Input data:
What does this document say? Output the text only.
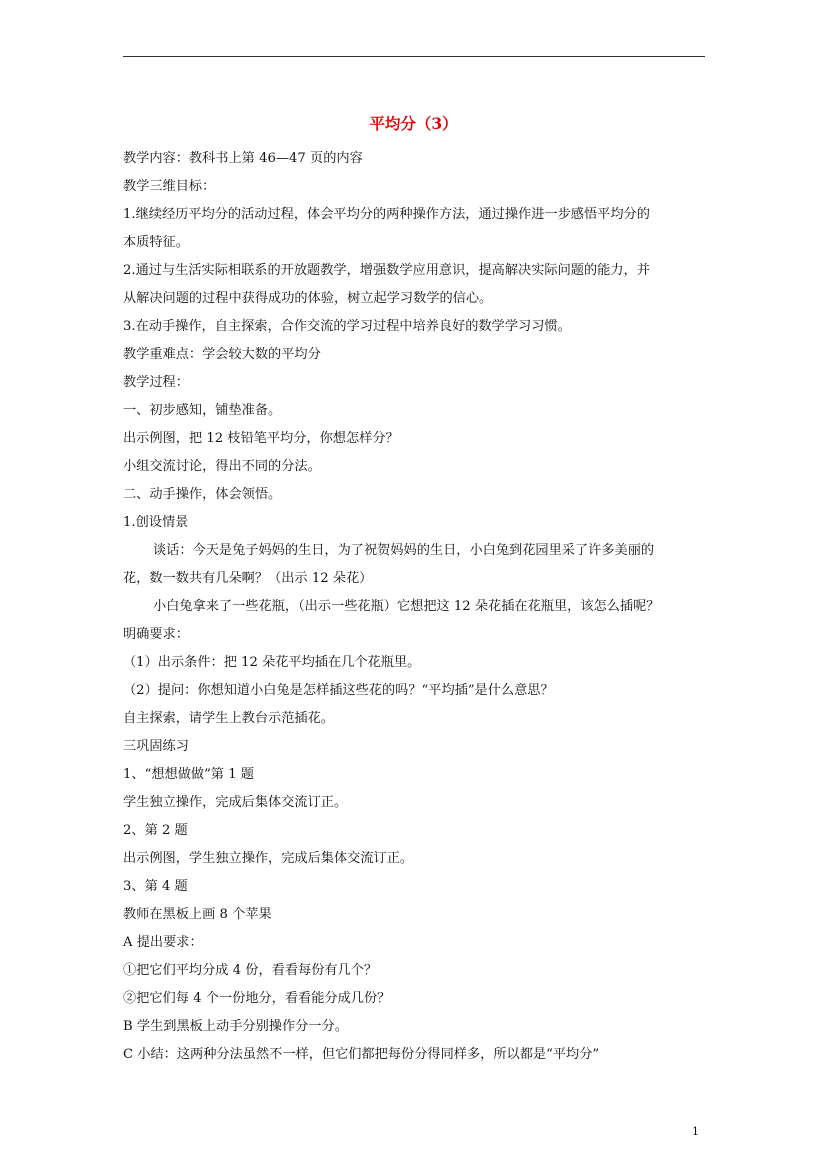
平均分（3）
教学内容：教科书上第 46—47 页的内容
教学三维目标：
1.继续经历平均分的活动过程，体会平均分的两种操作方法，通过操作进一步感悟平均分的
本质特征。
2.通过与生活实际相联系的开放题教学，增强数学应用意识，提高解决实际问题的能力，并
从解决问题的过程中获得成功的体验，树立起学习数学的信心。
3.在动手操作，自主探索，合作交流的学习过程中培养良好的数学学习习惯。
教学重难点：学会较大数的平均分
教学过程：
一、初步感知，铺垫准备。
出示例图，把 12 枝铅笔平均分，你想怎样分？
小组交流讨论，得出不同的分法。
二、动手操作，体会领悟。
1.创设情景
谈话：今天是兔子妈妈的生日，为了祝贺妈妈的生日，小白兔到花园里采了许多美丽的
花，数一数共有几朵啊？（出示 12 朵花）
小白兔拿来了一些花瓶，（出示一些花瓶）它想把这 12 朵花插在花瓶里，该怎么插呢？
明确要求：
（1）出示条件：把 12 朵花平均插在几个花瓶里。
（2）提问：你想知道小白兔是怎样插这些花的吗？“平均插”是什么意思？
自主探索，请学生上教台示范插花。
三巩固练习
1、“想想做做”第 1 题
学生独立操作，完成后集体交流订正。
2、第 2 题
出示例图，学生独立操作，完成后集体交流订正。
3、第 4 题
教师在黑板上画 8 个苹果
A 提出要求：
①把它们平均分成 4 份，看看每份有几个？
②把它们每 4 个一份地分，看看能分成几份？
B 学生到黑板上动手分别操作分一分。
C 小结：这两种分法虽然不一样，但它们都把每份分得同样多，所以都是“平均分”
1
--
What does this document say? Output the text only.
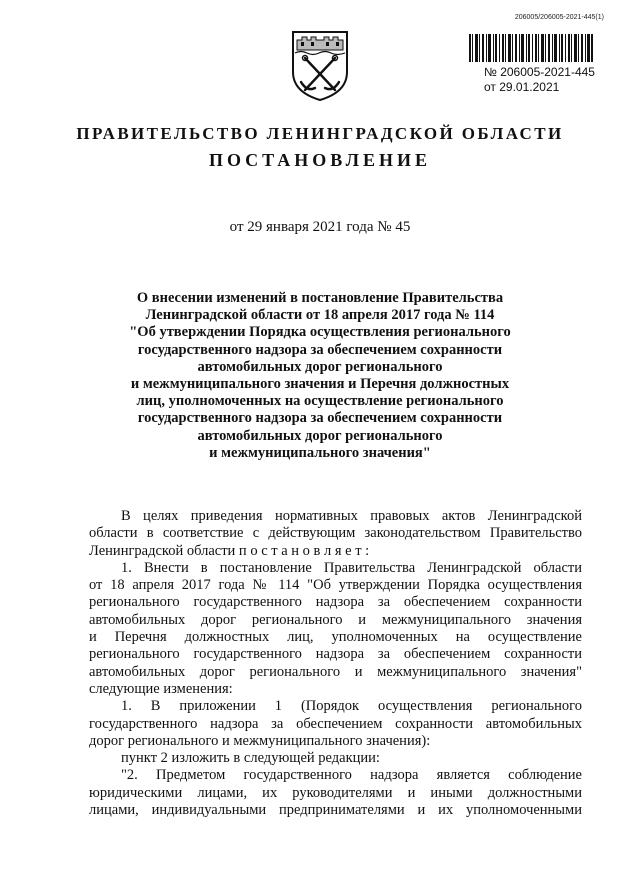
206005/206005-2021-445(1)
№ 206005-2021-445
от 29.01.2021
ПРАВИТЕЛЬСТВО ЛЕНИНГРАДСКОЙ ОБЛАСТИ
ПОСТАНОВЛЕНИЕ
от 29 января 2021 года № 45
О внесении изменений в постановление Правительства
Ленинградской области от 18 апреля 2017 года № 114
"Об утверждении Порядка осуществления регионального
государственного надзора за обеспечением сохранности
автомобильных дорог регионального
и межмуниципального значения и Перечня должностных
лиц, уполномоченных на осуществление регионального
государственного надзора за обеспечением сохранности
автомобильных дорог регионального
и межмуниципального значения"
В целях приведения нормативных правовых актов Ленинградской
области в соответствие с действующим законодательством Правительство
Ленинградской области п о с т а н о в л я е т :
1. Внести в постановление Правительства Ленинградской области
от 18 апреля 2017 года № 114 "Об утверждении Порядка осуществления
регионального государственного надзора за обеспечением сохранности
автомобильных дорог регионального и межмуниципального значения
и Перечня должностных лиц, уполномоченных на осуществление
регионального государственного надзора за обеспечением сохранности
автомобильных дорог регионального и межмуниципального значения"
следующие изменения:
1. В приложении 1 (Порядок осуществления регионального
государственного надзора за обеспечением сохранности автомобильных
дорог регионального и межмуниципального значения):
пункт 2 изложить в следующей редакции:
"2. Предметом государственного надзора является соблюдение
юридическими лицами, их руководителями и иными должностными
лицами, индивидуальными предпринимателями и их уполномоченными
* * *
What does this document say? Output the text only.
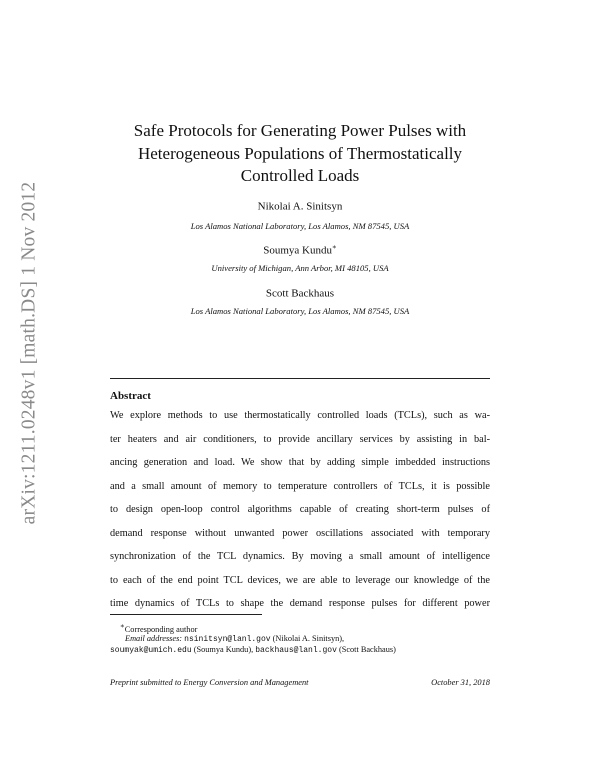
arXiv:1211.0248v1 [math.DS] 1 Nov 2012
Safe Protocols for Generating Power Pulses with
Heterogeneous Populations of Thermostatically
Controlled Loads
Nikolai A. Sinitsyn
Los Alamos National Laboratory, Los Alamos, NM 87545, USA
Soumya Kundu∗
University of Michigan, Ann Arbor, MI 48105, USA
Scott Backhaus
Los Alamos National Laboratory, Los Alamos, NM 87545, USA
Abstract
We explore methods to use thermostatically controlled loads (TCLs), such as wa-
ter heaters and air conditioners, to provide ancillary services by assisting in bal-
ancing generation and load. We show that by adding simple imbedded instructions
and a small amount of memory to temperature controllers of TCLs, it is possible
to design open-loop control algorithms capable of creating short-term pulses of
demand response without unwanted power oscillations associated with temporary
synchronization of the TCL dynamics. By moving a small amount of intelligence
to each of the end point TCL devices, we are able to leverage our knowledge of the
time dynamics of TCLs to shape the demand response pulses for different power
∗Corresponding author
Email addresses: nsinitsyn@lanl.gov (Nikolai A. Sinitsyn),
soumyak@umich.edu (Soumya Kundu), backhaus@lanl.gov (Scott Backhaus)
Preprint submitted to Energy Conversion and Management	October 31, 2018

What is asked: Pull out all lines from the entries above that include the word "amount".

Worked answer:
and a small amount of memory to temperature controllers of TCLs, it is possible
synchronization of the TCL dynamics. By moving a small amount of intelligence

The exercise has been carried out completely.